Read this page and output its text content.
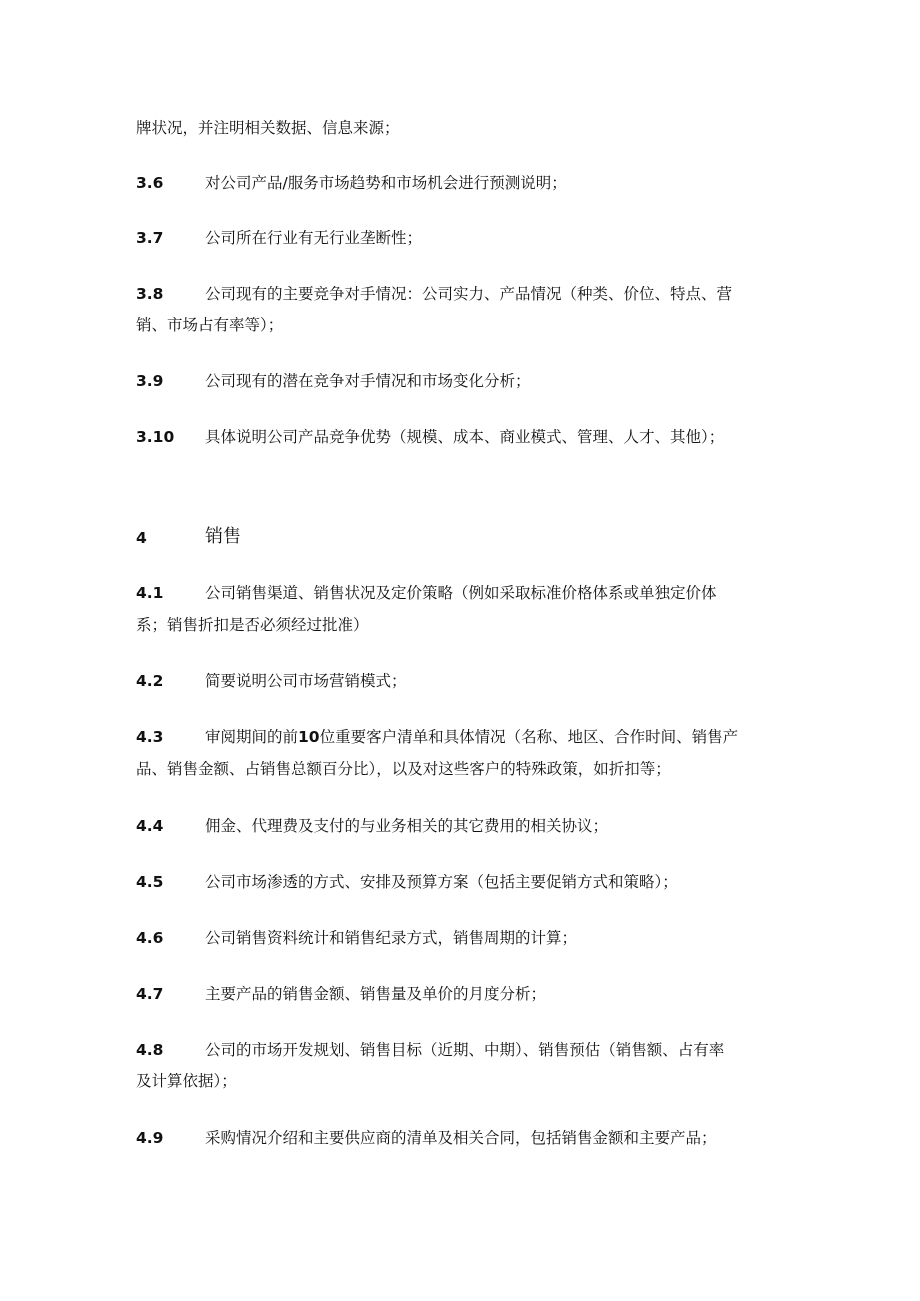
牌状况，并注明相关数据、信息来源；
3.6	对公司产品/服务市场趋势和市场机会进行预测说明；
3.7	公司所在行业有无行业垄断性；
3.8	公司现有的主要竞争对手情况：公司实力、产品情况（种类、价位、特点、营
销、市场占有率等）；
3.9	公司现有的潜在竞争对手情况和市场变化分析；
3.10 具体说明公司产品竞争优势（规模、成本、商业模式、管理、人才、其他）；
4	销售
4.1	公司销售渠道、销售状况及定价策略（例如采取标准价格体系或单独定价体
系；销售折扣是否必须经过批准）
4.2	简要说明公司市场营销模式；
4.3	审阅期间的前10位重要客户清单和具体情况（名称、地区、合作时间、销售产
品、销售金额、占销售总额百分比），以及对这些客户的特殊政策，如折扣等；
4.4	佣金、代理费及支付的与业务相关的其它费用的相关协议；
4.5	公司市场渗透的方式、安排及预算方案（包括主要促销方式和策略）；
4.6	公司销售资料统计和销售纪录方式，销售周期的计算；
4.7	主要产品的销售金额、销售量及单价的月度分析；
4.8	公司的市场开发规划、销售目标（近期、中期）、销售预估（销售额、占有率
及计算依据）；
4.9	采购情况介绍和主要供应商的清单及相关合同，包括销售金额和主要产品；
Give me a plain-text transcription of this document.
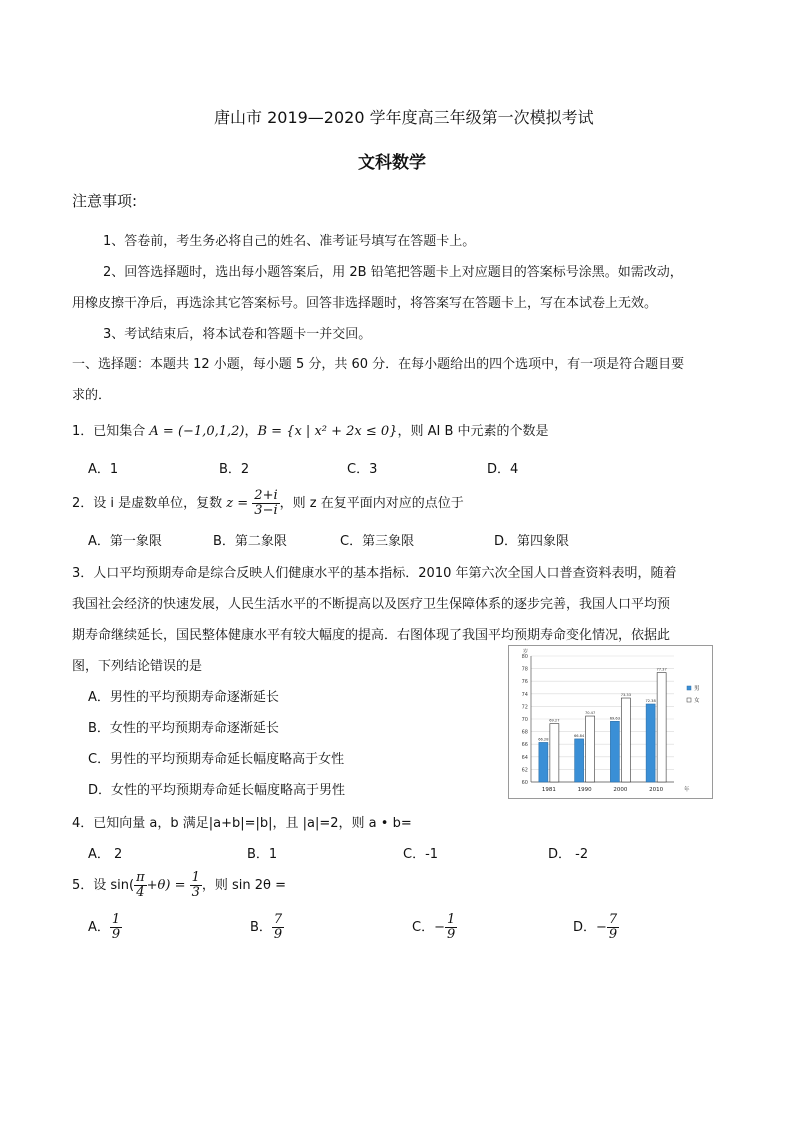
唐山市 2019—2020 学年度高三年级第一次模拟考试
文科数学
注意事项:
1、答卷前，考生务必将自己的姓名、准考证号填写在答题卡上。
2、回答选择题时，选出每小题答案后，用 2B 铅笔把答题卡上对应题目的答案标号涂黑。如需改动，
用橡皮擦干净后，再选涂其它答案标号。回答非选择题时，将答案写在答题卡上，写在本试卷上无效。
3、考试结束后，将本试卷和答题卡一并交回。
一、选择题：本题共 12 小题，每小题 5 分，共 60 分．在每小题给出的四个选项中，有一项是符合题目要
求的．
1．已知集合 A = (−1,0,1,2)，B = {x | x² + 2x ≤ 0}，则 AI B 中元素的个数是
A．1	B．2	C．3	D．4
2．设 i 是虚数单位，复数 $z = \frac{2+i}{3-i}$ ，则 z 在复平面内对应的点位于
A．第一象限	B．第二象限	C．第三象限	D．第四象限
3．人口平均预期寿命是综合反映人们健康水平的基本指标．2010 年第六次全国人口普查资料表明，随着
我国社会经济的快速发展，人民生活水平的不断提高以及医疗卫生保障体系的逐步完善，我国人口平均预
期寿命继续延长，国民整体健康水平有较大幅度的提高．右图体现了我国平均预期寿命变化情况，依据此
图，下列结论错误的是
A．男性的平均预期寿命逐渐延长
B．女性的平均预期寿命逐渐延长
C．男性的平均预期寿命延长幅度略高于女性
D．女性的平均预期寿命延长幅度略高于男性	60
62
64
66
68
70
72
74
76
78
80
岁
66.28
69.27
1981
66.84
70.47
1990
69.63
73.33
2000
72.38
77.37
2010	年
男
女
4．已知向量 a，b 满足|a+b|=|b|，且 |a|=2，则 a • b=
A． 2	B．1	C．-1	D． -2
5．设 $\sin( \frac{\pi}{4} +\theta) = \frac{1}{3}$ ，则 sin 2θ =
A． $\frac{1}{9}$	B． $\frac{7}{9}$	C．− $\frac{1}{9}$	D．− $\frac{7}{9}$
────────────────
What the task requires -
Look for "text" and pull out every line that has it.

Finished answer -
Read this page and output its text content.
Give me a plain-text transcription of this document.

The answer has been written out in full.